PROBLEM TO WORK ON: The answer is one number: how many lines hold the string "order".

RECORDS FOR THIS EXERCISE:
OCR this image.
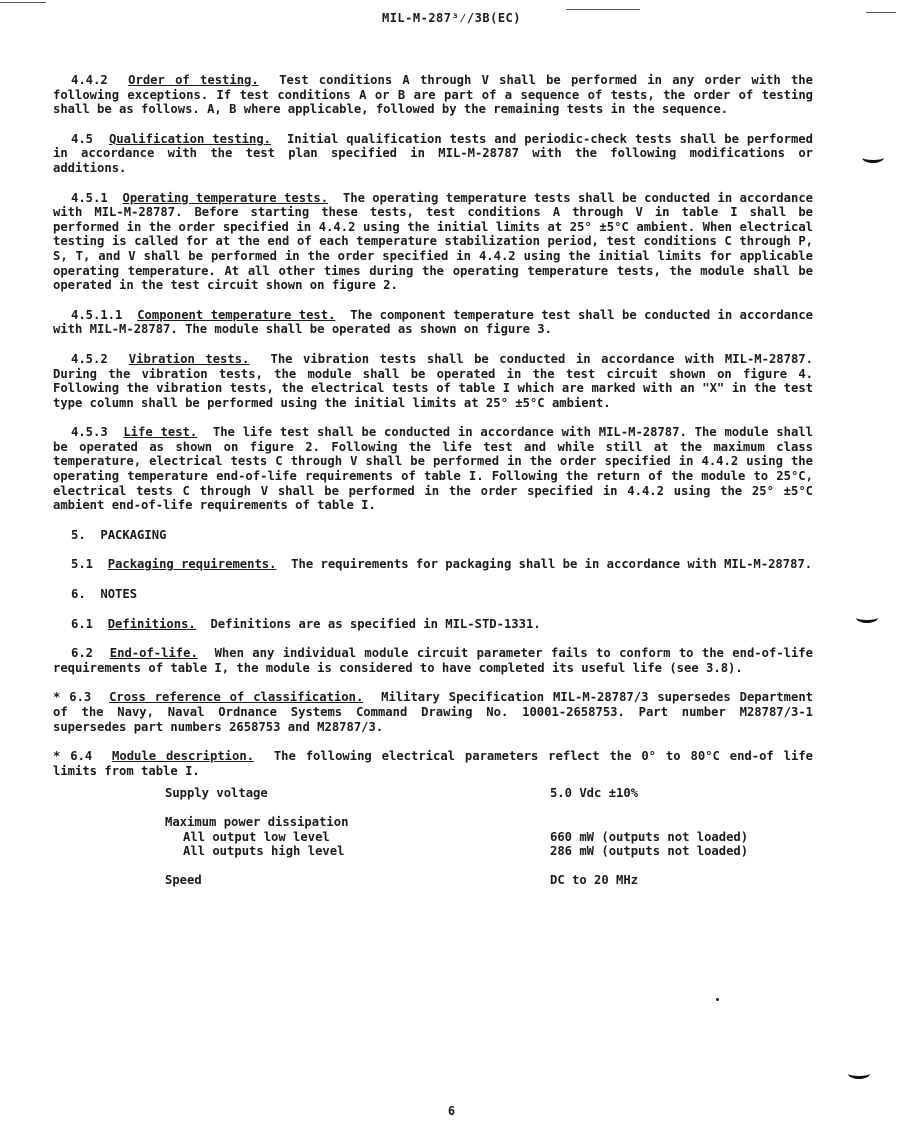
MIL-M-287³⁄/3B(EC)

4.4.2 Order of testing. Test conditions A through V shall be performed in any order with the following exceptions. If test conditions A or B are part of a sequence of tests, the order of testing shall be as follows. A, B where applicable, followed by the remaining tests in the sequence.

4.5 Qualification testing. Initial qualification tests and periodic-check tests shall be performed in accordance with the test plan specified in MIL-M-28787 with the following modifications or additions.

4.5.1 Operating temperature tests. The operating temperature tests shall be conducted in accordance with MIL-M-28787. Before starting these tests, test conditions A through V in table I shall be performed in the order specified in 4.4.2 using the initial limits at 25° ±5°C ambient. When electrical testing is called for at the end of each temperature stabilization period, test conditions C through P, S, T, and V shall be performed in the order specified in 4.4.2 using the initial limits for applicable operating temperature. At all other times during the operating temperature tests, the module shall be operated in the test circuit shown on figure 2.

4.5.1.1 Component temperature test. The component temperature test shall be conducted in accordance with MIL-M-28787. The module shall be operated as shown on figure 3.

4.5.2 Vibration tests. The vibration tests shall be conducted in accordance with MIL-M-28787. During the vibration tests, the module shall be operated in the test circuit shown on figure 4. Following the vibration tests, the electrical tests of table I which are marked with an "X" in the test type column shall be performed using the initial limits at 25° ±5°C ambient.

4.5.3 Life test. The life test shall be conducted in accordance with MIL-M-28787. The module shall be operated as shown on figure 2. Following the life test and while still at the maximum class temperature, electrical tests C through V shall be performed in the order specified in 4.4.2 using the operating temperature end-of-life requirements of table I. Following the return of the module to 25°C, electrical tests C through V shall be performed in the order specified in 4.4.2 using the 25° ±5°C ambient end-of-life requirements of table I.

5. PACKAGING

5.1 Packaging requirements. The requirements for packaging shall be in accordance with MIL-M-28787.

6. NOTES

6.1 Definitions. Definitions are as specified in MIL-STD-1331.

6.2 End-of-life. When any individual module circuit parameter fails to conform to the end-of-life requirements of table I, the module is considered to have completed its useful life (see 3.8).

* 6.3 Cross reference of classification. Military Specification MIL-M-28787/3 supersedes Department of the Navy, Naval Ordnance Systems Command Drawing No. 10001-2658753. Part number M28787/3-1 supersedes part numbers 2658753 and M28787/3.

* 6.4 Module description. The following electrical parameters reflect the 0° to 80°C end-of life limits from table I.

Supply voltage	5.0 Vdc ±10%
Maximum power dissipation
All output low level	660 mW (outputs not loaded)
All outputs high level	286 mW (outputs not loaded)
Speed	DC to 20 MHz
6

RESULT: 3